Beaucoup de ces jeunes filles finissent par se sentir en partie responsables d’un tel tourment divin. Ana et Eva, deux soeurs qui étaient lycéennes et qui portent aujourd’hui l’habit des carmélites, tenaient un journal intime, que leur père se résolut à lire lorsque les premiers symptômes d’agressivité se manifestèrent chez les jeunes filles. Parmi leurs confessions figurent des phrases telles que : "Je n’ai jamais rencontré personne qui soit pire que moi" ; "Où que j’aille, la lance du péché m’accompagne" ; "Le péché me détruit et me vide" ; "Seigneur, montre-moi à quel point ma vie a été mauvaise" . Elles ont également laissé un témoignage écrit de leur certitude que "les jeunes d’aujourd’hui sont brisés de l’intérieur" et que leurs péchés "accablent l’Eglise". C’est à elles de "reconstruire le coeur détruit par le péché".
· · · · · · ·
• EXERCICES:
(a) Résumez l'extrait en deux phrases.
(b) Dans l'extrait, relevez toutes les phrases citées après les mots « Parmi leurs confessions figurent des phrases telles que ».
(c) D'après l'extrait, quel habit Ana et Eva portent-elles aujourd'hui ?
Les lignes qui suivent proviennent d'une autre source.

(Entrées du jeu de données)
· · · · · · ·
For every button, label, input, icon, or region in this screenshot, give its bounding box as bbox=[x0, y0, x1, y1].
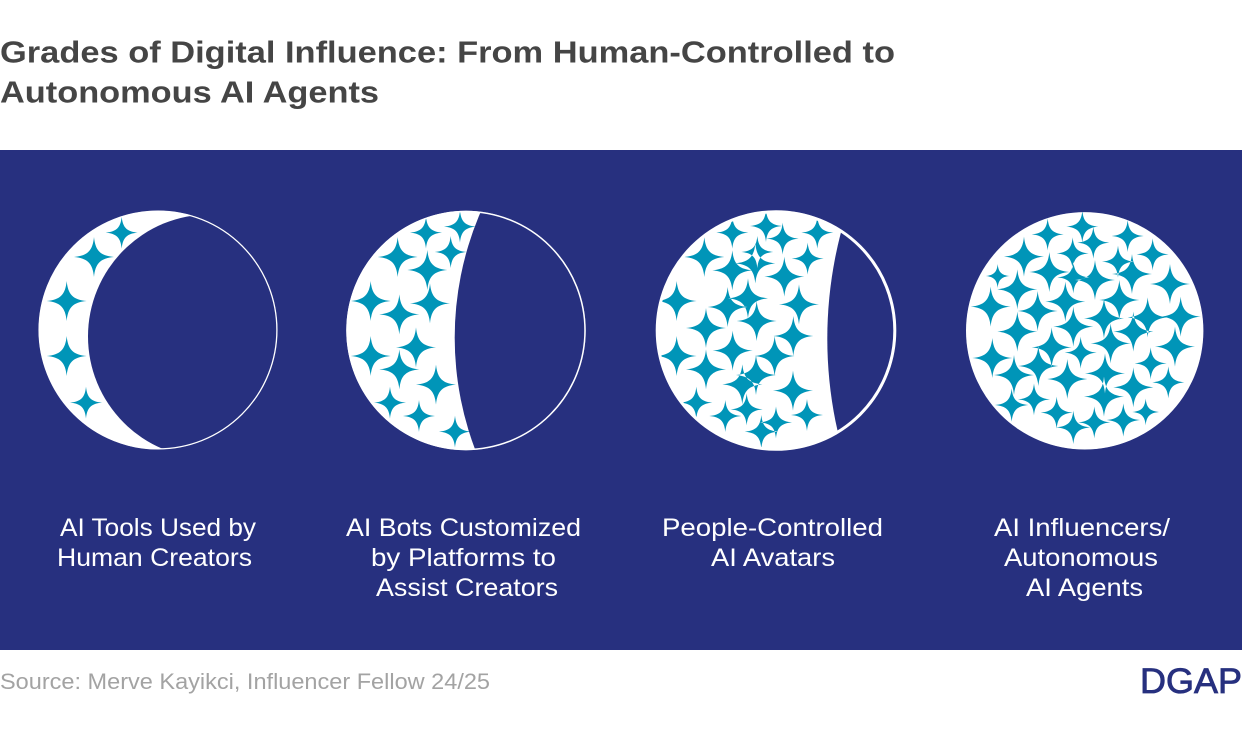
label: grade 1: Human Creators bbox=[57, 544, 252, 572]
label: grade 2: by Platforms to bbox=[371, 544, 556, 572]
label: grade 4 bbox=[994, 514, 1170, 602]
title: Autonomous AI Agents bbox=[0, 74, 379, 110]
panel: grade 1 bbox=[38, 210, 278, 566]
title bbox=[0, 34, 895, 110]
panel: grade 4 bbox=[966, 211, 1204, 602]
label: grade 3: AI Avatars bbox=[711, 544, 835, 572]
icon: half-filled circle with stars bbox=[346, 210, 586, 450]
icon: crescent with few stars bbox=[38, 210, 278, 450]
logo: DGAP: DGAP bbox=[1140, 662, 1242, 701]
label: grade 3: People-Controlled bbox=[662, 514, 883, 542]
label: grade 1 bbox=[57, 514, 257, 572]
label: grade 4: Autonomous bbox=[1004, 544, 1158, 572]
label: grade 4: AI Influencers/ bbox=[994, 514, 1170, 542]
label: grade 3 bbox=[662, 514, 883, 572]
label: grade 4: AI Agents bbox=[1026, 574, 1143, 602]
label: grade 2: AI Bots Customized bbox=[346, 514, 581, 542]
panel: grade 3 bbox=[656, 210, 896, 566]
title: Grades of Digital Influence: From Human-Controlled to bbox=[0, 34, 895, 70]
label: grade 2: Assist Creators bbox=[376, 574, 558, 602]
panel: grade 2 bbox=[346, 210, 586, 596]
label: grade 2 bbox=[346, 514, 581, 602]
source note: Source: Merve Kayikci, Influencer Fellow 24/25 bbox=[0, 669, 490, 694]
icon: mostly filled circle with stars bbox=[656, 210, 896, 451]
label: grade 1: AI Tools Used by bbox=[60, 514, 257, 542]
panel: navy background bbox=[0, 150, 1242, 650]
icon: full circle covered in stars bbox=[966, 211, 1204, 450]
· · · · · · ·
• LISTE DES RÉPONSES:
(a) Beaucoup de jeunes filles finissent par se sentir en partie responsables d'un tourment divin, comme Ana et Eva, deux sœurs aujourd'hui carmélites dont le père lut le journal intime lorsque les premiers symptômes d'agressivité apparurent chez elles. Elles y exprimaient le poids de leurs péchés et écrivaient que les jeunes d'aujourd'hui sont brisés de l'intérieur et qu'il leur revenait de reconstruire le cœur détruit par le péché.

(b)
- « Je n'ai jamais rencontré personne qui soit pire que moi »
- « Où que j'aille, la lance du péché m'accompagne »
- « Le péché me détruit et me vide »
- « Seigneur, montre-moi à quel point ma vie a été mauvaise »

(c) Elles portent l'habit des carmélites.